■ **WHAT TO PRODUCE**: Scan the data below and pick out the lines containing the word "nDisc".

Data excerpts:
"""

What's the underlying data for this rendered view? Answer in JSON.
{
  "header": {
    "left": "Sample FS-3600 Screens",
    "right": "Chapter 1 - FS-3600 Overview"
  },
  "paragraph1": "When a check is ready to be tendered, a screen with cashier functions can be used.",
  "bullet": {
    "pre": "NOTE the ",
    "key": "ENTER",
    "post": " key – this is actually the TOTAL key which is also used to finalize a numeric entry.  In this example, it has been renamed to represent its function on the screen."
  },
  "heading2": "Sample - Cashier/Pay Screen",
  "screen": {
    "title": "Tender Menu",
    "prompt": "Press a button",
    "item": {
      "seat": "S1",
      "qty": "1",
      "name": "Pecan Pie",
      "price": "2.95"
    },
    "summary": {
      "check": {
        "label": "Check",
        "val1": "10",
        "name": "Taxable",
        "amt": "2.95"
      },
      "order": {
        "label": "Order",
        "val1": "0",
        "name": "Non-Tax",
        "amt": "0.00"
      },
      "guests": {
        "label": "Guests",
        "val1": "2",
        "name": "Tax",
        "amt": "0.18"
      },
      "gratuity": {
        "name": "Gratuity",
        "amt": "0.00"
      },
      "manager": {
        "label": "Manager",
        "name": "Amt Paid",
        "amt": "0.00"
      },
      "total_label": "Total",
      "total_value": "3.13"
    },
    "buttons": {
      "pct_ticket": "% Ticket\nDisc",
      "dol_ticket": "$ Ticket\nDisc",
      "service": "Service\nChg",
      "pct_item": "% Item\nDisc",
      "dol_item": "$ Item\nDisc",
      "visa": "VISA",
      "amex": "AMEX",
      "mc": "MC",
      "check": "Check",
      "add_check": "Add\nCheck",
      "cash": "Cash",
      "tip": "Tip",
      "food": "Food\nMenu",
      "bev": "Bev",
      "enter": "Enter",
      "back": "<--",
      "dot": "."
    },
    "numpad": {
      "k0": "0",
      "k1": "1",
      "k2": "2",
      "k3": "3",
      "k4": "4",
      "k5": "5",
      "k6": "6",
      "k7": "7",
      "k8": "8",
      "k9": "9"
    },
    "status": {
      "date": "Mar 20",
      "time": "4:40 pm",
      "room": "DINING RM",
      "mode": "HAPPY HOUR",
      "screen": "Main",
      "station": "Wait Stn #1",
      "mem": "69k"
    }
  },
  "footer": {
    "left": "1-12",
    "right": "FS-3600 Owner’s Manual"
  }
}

"""
"""

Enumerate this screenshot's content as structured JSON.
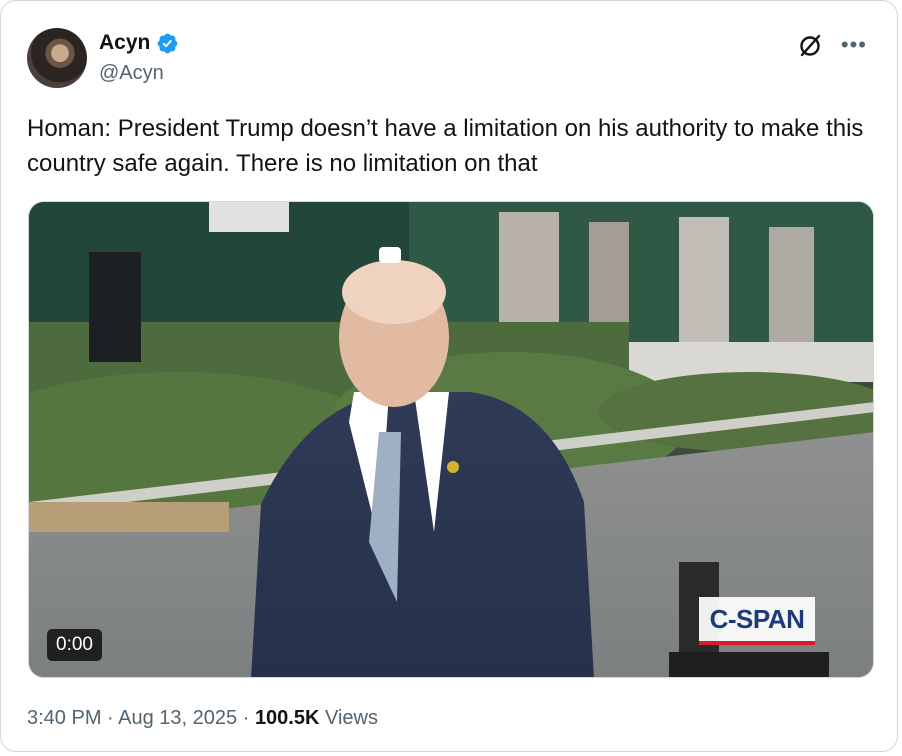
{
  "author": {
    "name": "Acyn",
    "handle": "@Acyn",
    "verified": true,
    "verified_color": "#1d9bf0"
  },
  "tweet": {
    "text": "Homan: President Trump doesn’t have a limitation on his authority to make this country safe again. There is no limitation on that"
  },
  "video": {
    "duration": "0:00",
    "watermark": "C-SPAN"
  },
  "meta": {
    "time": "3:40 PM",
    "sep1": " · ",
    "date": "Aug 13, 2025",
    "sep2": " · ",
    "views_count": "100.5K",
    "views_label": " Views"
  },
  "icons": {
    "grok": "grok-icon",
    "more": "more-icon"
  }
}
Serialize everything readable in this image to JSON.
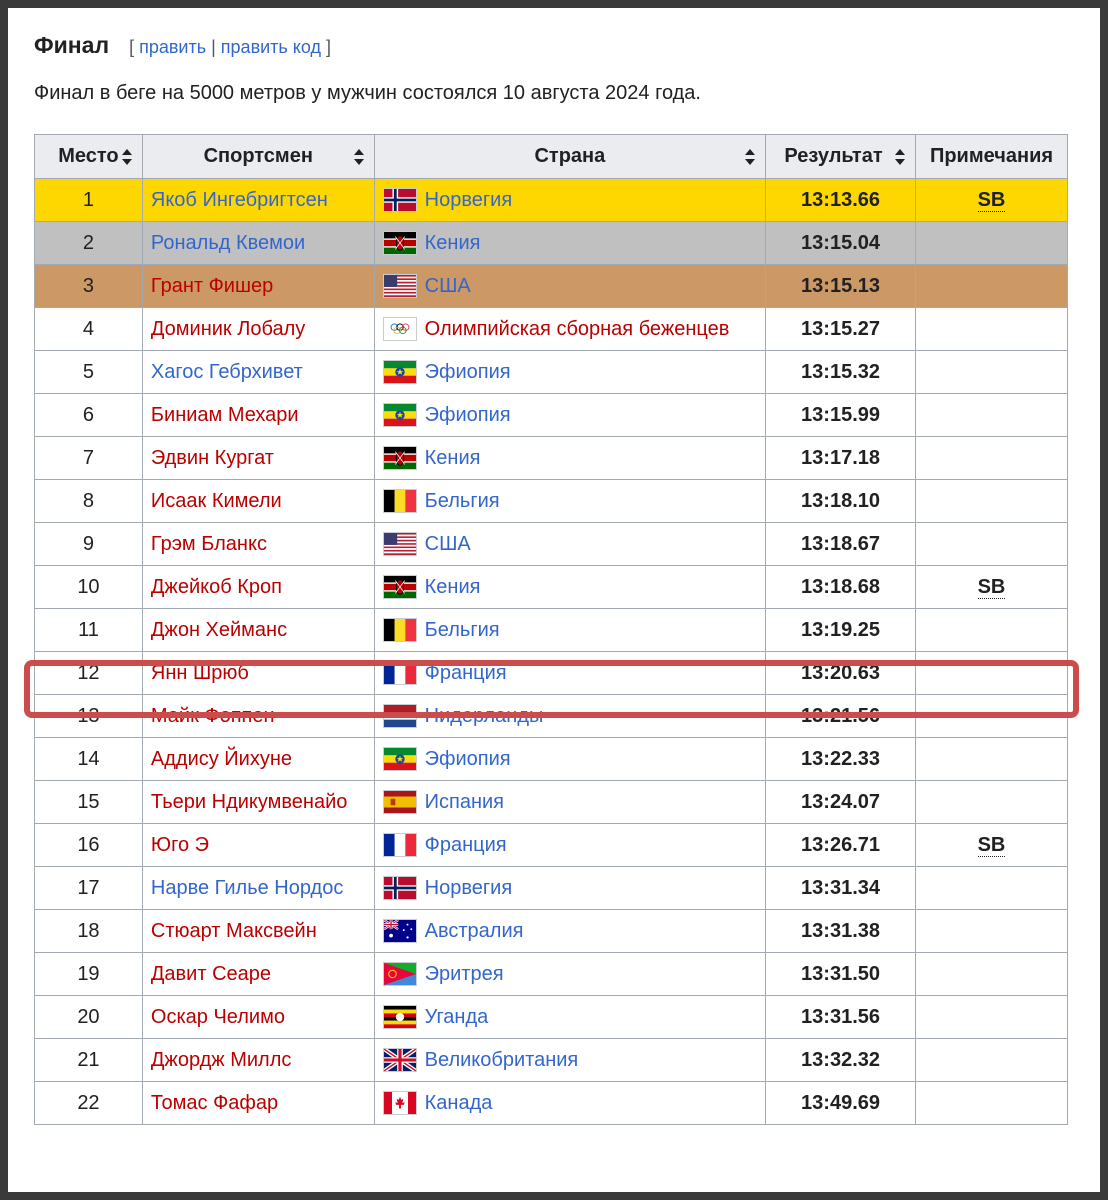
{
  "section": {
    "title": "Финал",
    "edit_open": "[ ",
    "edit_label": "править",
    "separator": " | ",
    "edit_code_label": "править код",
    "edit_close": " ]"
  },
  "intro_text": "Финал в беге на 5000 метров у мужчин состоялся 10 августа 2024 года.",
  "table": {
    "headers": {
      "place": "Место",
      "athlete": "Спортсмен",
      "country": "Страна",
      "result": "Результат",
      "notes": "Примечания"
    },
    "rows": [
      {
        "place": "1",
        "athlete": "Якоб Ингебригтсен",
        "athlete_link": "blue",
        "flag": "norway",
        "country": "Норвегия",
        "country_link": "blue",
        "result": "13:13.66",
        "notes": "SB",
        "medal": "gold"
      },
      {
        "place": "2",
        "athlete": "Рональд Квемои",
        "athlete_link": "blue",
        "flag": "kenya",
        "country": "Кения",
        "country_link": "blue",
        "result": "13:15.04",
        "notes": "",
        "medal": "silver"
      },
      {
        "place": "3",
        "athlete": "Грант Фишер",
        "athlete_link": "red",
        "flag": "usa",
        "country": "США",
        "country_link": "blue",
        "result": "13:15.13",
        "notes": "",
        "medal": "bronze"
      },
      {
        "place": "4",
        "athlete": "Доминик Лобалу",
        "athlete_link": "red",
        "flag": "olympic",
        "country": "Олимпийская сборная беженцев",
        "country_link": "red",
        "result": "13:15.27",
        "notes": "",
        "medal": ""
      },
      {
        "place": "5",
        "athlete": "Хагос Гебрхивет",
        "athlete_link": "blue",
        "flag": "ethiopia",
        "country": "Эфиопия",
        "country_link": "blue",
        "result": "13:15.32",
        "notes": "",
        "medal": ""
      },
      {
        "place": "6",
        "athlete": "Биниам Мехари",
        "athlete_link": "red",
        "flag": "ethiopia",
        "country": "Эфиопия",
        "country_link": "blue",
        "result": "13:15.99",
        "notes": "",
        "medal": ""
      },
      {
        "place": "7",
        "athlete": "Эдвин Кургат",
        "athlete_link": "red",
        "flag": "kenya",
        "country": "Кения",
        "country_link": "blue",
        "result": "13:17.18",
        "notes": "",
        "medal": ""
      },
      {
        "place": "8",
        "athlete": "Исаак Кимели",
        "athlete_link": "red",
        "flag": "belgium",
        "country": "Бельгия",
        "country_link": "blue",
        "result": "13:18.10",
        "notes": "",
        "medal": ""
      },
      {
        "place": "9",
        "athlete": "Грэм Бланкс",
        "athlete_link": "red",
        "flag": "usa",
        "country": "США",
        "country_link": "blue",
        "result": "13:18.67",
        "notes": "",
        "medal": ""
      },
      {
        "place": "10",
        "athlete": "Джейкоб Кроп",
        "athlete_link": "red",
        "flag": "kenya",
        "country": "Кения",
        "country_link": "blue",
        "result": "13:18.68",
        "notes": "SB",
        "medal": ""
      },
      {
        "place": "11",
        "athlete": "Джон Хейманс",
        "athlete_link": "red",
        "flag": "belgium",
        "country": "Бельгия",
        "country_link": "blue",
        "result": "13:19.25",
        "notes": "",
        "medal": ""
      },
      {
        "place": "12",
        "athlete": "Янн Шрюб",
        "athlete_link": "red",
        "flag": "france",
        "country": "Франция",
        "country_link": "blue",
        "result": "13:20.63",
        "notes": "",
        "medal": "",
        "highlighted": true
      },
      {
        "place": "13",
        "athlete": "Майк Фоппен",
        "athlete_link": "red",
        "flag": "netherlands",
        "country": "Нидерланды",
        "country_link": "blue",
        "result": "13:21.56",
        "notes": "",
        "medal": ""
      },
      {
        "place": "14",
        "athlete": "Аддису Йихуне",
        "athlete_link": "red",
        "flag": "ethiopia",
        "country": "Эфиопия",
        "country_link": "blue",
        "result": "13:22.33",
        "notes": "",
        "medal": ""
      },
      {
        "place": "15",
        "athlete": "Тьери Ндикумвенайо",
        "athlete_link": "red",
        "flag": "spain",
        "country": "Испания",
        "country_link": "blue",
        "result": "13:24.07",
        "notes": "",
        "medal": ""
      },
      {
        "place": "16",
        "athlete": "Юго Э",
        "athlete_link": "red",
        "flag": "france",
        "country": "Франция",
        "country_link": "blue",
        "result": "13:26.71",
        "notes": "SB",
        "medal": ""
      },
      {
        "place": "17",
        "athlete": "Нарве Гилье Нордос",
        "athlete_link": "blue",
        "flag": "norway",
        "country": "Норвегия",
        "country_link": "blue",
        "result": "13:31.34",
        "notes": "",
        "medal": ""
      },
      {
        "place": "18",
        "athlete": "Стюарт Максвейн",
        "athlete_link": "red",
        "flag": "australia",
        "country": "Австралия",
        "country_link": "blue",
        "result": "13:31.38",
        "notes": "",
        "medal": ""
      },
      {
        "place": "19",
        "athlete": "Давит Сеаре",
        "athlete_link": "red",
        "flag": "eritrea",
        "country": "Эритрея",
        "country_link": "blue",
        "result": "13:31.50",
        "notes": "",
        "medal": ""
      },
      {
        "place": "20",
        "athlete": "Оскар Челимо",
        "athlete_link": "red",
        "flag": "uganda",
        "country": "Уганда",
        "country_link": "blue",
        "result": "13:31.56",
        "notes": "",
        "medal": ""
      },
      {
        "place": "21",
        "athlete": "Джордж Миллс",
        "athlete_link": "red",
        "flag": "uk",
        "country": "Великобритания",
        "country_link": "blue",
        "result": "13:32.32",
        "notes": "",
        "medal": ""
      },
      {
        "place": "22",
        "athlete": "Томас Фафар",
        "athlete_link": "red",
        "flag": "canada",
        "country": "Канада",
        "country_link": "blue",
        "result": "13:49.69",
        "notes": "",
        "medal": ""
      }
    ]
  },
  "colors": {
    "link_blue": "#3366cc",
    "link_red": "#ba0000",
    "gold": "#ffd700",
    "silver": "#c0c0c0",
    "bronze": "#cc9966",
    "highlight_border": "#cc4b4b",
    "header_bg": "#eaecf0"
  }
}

"""

■ **WORKED ANSWER**:
      "pct_ticket": "% Ticket\nDisc",
      "dol_ticket": "$ Ticket\nDisc",
      "pct_item": "% Item\nDisc",
      "dol_item": "$ Item\nDisc",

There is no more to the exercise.